WHAT IS NEEDED:
Where a line holds the string "Percent", return that line.

GIVEN DATA:

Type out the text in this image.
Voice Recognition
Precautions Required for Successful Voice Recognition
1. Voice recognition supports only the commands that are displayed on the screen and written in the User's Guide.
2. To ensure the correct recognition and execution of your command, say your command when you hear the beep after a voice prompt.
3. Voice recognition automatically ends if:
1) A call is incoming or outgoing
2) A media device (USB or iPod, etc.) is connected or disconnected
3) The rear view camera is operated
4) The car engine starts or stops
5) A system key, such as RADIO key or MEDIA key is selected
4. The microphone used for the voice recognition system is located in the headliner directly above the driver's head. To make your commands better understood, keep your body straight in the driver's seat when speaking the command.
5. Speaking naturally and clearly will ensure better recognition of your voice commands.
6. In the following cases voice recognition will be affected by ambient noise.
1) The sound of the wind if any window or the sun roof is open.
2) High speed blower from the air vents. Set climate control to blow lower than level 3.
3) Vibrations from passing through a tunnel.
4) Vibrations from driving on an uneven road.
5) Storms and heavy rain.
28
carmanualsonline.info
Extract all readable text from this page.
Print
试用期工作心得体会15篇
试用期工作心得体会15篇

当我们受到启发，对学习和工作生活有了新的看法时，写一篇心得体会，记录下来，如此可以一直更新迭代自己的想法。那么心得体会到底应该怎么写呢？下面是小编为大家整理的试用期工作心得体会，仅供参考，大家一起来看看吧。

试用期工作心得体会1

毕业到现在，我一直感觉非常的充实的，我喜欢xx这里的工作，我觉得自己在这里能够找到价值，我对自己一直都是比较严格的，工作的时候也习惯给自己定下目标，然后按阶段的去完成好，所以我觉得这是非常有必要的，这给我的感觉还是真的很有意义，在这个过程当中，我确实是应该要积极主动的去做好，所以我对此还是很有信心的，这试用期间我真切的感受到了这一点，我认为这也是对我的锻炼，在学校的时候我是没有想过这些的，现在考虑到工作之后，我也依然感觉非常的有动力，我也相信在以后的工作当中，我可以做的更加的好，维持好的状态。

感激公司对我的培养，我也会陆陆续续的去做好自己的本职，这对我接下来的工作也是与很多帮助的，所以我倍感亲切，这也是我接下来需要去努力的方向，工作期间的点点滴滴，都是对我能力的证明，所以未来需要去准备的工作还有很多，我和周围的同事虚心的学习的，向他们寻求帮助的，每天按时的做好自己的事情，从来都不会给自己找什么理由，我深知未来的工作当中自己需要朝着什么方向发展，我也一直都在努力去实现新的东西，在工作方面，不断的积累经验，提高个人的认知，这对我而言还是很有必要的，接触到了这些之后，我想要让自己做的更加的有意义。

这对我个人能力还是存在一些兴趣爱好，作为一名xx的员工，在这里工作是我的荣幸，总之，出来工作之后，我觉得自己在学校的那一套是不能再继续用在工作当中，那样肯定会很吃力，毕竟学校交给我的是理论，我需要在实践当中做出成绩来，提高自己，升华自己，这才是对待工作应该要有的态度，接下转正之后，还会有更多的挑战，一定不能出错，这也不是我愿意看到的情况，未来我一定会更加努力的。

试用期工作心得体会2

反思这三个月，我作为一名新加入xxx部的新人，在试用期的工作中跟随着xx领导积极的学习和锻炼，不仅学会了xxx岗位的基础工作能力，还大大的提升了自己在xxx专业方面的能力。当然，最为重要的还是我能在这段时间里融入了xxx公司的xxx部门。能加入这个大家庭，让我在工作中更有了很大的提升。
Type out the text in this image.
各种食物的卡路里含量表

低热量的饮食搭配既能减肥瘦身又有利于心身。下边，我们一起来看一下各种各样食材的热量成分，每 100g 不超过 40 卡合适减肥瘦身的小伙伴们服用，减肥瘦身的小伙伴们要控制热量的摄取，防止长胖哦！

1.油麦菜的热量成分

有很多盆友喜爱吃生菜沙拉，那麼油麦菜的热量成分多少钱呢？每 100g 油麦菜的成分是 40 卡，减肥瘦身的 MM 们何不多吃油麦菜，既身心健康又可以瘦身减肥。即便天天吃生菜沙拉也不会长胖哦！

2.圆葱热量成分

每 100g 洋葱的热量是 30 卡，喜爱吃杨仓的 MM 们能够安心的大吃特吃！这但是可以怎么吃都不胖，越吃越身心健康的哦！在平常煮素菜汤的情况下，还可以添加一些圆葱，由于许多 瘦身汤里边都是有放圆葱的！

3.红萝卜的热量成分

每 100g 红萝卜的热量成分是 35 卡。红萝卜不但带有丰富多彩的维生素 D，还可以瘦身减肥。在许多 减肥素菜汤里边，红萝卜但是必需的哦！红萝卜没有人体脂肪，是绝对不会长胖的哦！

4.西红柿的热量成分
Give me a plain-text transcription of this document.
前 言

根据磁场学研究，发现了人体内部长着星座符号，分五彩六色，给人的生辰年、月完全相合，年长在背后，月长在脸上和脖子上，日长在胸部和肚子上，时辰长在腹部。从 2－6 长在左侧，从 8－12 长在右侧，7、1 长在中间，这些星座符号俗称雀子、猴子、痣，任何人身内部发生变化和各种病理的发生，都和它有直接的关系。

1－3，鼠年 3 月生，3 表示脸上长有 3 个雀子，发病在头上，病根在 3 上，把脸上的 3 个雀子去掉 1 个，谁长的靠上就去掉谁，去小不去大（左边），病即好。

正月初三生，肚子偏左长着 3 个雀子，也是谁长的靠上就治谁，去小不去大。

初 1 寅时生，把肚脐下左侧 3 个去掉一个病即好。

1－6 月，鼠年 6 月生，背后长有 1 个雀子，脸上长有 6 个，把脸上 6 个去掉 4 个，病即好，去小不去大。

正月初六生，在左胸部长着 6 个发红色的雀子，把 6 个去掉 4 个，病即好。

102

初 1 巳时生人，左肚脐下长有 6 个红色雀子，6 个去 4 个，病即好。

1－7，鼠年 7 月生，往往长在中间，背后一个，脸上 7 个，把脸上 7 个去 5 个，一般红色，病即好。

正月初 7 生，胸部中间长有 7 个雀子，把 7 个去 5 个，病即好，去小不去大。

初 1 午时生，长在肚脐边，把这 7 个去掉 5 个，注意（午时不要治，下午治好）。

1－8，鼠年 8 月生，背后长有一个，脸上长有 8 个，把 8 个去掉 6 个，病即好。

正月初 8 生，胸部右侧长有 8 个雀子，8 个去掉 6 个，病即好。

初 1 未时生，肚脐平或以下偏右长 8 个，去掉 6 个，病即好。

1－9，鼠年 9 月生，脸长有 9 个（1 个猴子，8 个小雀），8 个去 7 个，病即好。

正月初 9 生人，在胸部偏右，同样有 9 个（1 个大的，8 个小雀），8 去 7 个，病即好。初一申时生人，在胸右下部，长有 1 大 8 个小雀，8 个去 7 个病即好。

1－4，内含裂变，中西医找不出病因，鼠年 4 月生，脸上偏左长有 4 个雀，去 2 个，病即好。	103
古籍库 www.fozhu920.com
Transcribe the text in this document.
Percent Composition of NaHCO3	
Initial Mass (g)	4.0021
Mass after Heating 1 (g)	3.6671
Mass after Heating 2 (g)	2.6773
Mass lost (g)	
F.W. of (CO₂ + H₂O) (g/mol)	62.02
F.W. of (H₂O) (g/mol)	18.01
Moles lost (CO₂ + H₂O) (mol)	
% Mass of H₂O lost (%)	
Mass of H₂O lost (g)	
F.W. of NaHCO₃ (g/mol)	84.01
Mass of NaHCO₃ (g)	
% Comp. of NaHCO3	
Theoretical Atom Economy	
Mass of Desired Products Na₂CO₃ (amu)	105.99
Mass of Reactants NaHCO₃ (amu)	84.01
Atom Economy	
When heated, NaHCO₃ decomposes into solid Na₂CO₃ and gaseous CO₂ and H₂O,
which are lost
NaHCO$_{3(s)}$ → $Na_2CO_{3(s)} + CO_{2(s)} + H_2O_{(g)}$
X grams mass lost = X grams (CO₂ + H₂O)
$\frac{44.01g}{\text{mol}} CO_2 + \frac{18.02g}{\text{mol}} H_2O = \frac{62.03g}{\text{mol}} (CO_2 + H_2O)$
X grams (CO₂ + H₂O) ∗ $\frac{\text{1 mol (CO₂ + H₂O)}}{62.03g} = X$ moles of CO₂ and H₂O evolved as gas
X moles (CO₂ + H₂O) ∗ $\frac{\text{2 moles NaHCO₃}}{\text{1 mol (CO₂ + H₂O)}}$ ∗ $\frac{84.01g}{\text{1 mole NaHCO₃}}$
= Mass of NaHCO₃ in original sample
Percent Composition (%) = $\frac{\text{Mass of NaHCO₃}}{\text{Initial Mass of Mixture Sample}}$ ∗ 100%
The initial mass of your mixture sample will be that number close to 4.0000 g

COMPLETED TASK:
Percent Composition of NaHCO3	
Percent Composition (%) = $\frac{\text{Mass of NaHCO₃}}{\text{Initial Mass of Mixture Sample}}$ ∗ 100%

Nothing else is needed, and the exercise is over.